### OBJECTIVE
Copy out the complete listing, word for word.

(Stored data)
..............................
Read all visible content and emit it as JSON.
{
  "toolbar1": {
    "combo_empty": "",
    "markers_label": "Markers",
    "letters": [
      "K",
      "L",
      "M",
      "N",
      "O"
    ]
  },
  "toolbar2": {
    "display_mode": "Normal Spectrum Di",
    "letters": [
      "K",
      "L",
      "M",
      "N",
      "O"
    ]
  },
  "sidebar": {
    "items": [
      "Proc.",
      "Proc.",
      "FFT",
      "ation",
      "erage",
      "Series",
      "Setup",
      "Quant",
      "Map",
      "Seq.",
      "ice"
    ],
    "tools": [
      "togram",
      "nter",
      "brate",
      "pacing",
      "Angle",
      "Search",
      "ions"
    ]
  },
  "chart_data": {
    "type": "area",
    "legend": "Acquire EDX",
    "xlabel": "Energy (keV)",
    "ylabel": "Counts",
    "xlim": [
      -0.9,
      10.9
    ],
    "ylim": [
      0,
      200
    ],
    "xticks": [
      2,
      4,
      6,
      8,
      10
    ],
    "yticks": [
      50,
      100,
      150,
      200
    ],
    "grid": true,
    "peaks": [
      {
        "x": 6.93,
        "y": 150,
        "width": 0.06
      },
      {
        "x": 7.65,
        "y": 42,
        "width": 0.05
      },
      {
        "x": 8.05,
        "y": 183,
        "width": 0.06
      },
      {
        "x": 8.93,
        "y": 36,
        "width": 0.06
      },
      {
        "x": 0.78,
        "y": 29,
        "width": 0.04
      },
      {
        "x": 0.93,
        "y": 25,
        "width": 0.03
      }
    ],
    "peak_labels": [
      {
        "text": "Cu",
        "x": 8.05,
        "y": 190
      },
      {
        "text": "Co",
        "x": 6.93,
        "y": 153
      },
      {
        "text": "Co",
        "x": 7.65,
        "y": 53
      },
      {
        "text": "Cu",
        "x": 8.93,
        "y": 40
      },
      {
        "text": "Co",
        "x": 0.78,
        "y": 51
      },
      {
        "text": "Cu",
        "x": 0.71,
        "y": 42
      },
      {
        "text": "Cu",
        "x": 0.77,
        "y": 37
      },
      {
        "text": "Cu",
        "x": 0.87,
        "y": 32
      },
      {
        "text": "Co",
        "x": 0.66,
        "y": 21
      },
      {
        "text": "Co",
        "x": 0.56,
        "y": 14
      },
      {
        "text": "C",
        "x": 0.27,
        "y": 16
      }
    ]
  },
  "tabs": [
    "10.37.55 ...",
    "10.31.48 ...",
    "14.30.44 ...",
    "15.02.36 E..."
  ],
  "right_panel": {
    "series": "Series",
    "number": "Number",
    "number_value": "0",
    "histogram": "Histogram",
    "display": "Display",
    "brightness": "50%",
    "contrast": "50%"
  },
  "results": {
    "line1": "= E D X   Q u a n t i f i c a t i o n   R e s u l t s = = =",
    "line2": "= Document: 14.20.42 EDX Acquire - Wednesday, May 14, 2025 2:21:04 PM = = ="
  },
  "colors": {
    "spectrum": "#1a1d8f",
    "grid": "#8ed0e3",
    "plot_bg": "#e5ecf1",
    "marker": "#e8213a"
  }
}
..............................
### REPLY TO THE TASK
Read all visible content and emit it as JSON.
{
  "toolbar1": {
    "combo_empty": "",
    "markers_label": "Markers",
    "letters": [
      "K",
      "L",
      "M",
      "N",
      "O"
    ]
  },
  "toolbar2": {
    "display_mode": "Normal Spectrum Di",
    "letters": [
      "K",
      "L",
      "M",
      "N",
      "O"
    ]
  },
  "sidebar": {
    "items": [
      "Proc.",
      "Proc.",
      "FFT",
      "ation",
      "erage",
      "Series",
      "Setup",
      "Quant",
      "Map",
      "Seq.",
      "ice"
    ],
    "tools": [
      "togram",
      "nter",
      "brate",
      "pacing",
      "Angle",
      "Search",
      "ions"
    ]
  },
  "chart_data": {
    "type": "area",
    "legend": "Acquire EDX",
    "xlabel": "Energy (keV)",
    "ylabel": "Counts",
    "xlim": [
      -0.9,
      10.9
    ],
    "ylim": [
      0,
      200
    ],
    "xticks": [
      2,
      4,
      6,
      8,
      10
    ],
    "yticks": [
      50,
      100,
      150,
      200
    ],
    "grid": true,
    "peaks": [
      {
        "x": 6.93,
        "y": 150,
        "width": 0.06
      },
      {
        "x": 7.65,
        "y": 42,
        "width": 0.05
      },
      {
        "x": 8.05,
        "y": 183,
        "width": 0.06
      },
      {
        "x": 8.93,
        "y": 36,
        "width": 0.06
      },
      {
        "x": 0.78,
        "y": 29,
        "width": 0.04
      },
      {
        "x": 0.93,
        "y": 25,
        "width": 0.03
      }
    ],
    "peak_labels": [
      {
        "text": "Cu",
        "x": 8.05,
        "y": 190
      },
      {
        "text": "Co",
        "x": 6.93,
        "y": 153
      },
      {
        "text": "Co",
        "x": 7.65,
        "y": 53
      },
      {
        "text": "Cu",
        "x": 8.93,
        "y": 40
      },
      {
        "text": "Co",
        "x": 0.78,
        "y": 51
      },
      {
        "text": "Cu",
        "x": 0.71,
        "y": 42
      },
      {
        "text": "Cu",
        "x": 0.77,
        "y": 37
      },
      {
        "text": "Cu",
        "x": 0.87,
        "y": 32
      },
      {
        "text": "Co",
        "x": 0.66,
        "y": 21
      },
      {
        "text": "Co",
        "x": 0.56,
        "y": 14
      },
      {
        "text": "C",
        "x": 0.27,
        "y": 16
      }
    ]
  },
  "tabs": [
    "10.37.55 ...",
    "10.31.48 ...",
    "14.30.44 ...",
    "15.02.36 E..."
  ],
  "right_panel": {
    "series": "Series",
    "number": "Number",
    "number_value": "0",
    "histogram": "Histogram",
    "display": "Display",
    "brightness": "50%",
    "contrast": "50%"
  },
  "results": {
    "line1": "= E D X   Q u a n t i f i c a t i o n   R e s u l t s = = =",
    "line2": "= Document: 14.20.42 EDX Acquire - Wednesday, May 14, 2025 2:21:04 PM = = ="
  },
  "colors": {
    "spectrum": "#1a1d8f",
    "grid": "#8ed0e3",
    "plot_bg": "#e5ecf1",
    "marker": "#e8213a"
  }
}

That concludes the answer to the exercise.